Supplied records:
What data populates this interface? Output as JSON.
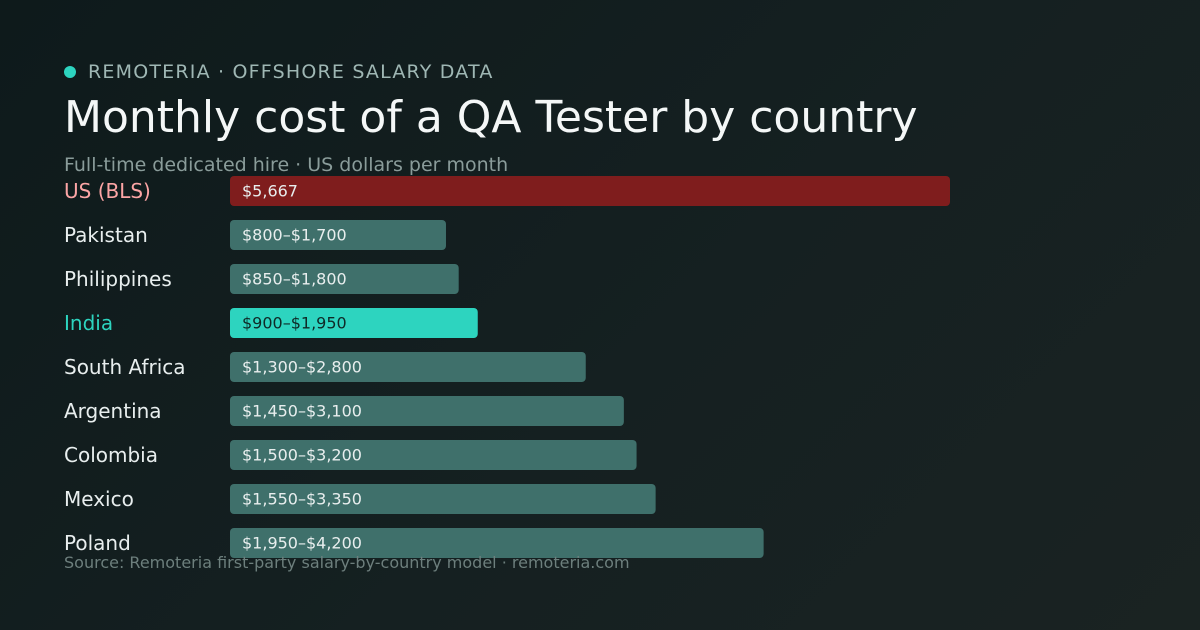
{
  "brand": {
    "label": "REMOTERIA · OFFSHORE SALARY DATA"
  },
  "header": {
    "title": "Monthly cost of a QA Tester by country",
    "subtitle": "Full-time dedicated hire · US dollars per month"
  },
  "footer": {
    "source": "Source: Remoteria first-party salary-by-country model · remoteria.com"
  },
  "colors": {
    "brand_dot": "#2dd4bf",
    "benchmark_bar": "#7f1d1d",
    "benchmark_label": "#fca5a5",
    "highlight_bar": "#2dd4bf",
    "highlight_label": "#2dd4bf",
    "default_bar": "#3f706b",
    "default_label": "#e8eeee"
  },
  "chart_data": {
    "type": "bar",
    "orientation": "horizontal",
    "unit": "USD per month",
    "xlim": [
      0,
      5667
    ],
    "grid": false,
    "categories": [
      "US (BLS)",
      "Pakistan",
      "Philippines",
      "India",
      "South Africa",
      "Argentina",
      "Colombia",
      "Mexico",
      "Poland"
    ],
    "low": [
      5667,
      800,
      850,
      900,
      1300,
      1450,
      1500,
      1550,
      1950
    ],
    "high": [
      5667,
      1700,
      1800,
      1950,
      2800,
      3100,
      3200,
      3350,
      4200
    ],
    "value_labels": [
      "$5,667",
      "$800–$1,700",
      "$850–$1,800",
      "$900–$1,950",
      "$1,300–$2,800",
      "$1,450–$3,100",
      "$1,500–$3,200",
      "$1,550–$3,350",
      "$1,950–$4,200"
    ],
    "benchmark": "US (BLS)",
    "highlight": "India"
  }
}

Aim: All of the entries need to be transcribed word for word; pictures are left out.

Task response:
What data populates this interface? Output as JSON.
{
  "brand": {
    "label": "REMOTERIA · OFFSHORE SALARY DATA"
  },
  "header": {
    "title": "Monthly cost of a QA Tester by country",
    "subtitle": "Full-time dedicated hire · US dollars per month"
  },
  "footer": {
    "source": "Source: Remoteria first-party salary-by-country model · remoteria.com"
  },
  "colors": {
    "brand_dot": "#2dd4bf",
    "benchmark_bar": "#7f1d1d",
    "benchmark_label": "#fca5a5",
    "highlight_bar": "#2dd4bf",
    "highlight_label": "#2dd4bf",
    "default_bar": "#3f706b",
    "default_label": "#e8eeee"
  },
  "chart_data": {
    "type": "bar",
    "orientation": "horizontal",
    "unit": "USD per month",
    "xlim": [
      0,
      5667
    ],
    "grid": false,
    "categories": [
      "US (BLS)",
      "Pakistan",
      "Philippines",
      "India",
      "South Africa",
      "Argentina",
      "Colombia",
      "Mexico",
      "Poland"
    ],
    "low": [
      5667,
      800,
      850,
      900,
      1300,
      1450,
      1500,
      1550,
      1950
    ],
    "high": [
      5667,
      1700,
      1800,
      1950,
      2800,
      3100,
      3200,
      3350,
      4200
    ],
    "value_labels": [
      "$5,667",
      "$800–$1,700",
      "$850–$1,800",
      "$900–$1,950",
      "$1,300–$2,800",
      "$1,450–$3,100",
      "$1,500–$3,200",
      "$1,550–$3,350",
      "$1,950–$4,200"
    ],
    "benchmark": "US (BLS)",
    "highlight": "India"
  }
}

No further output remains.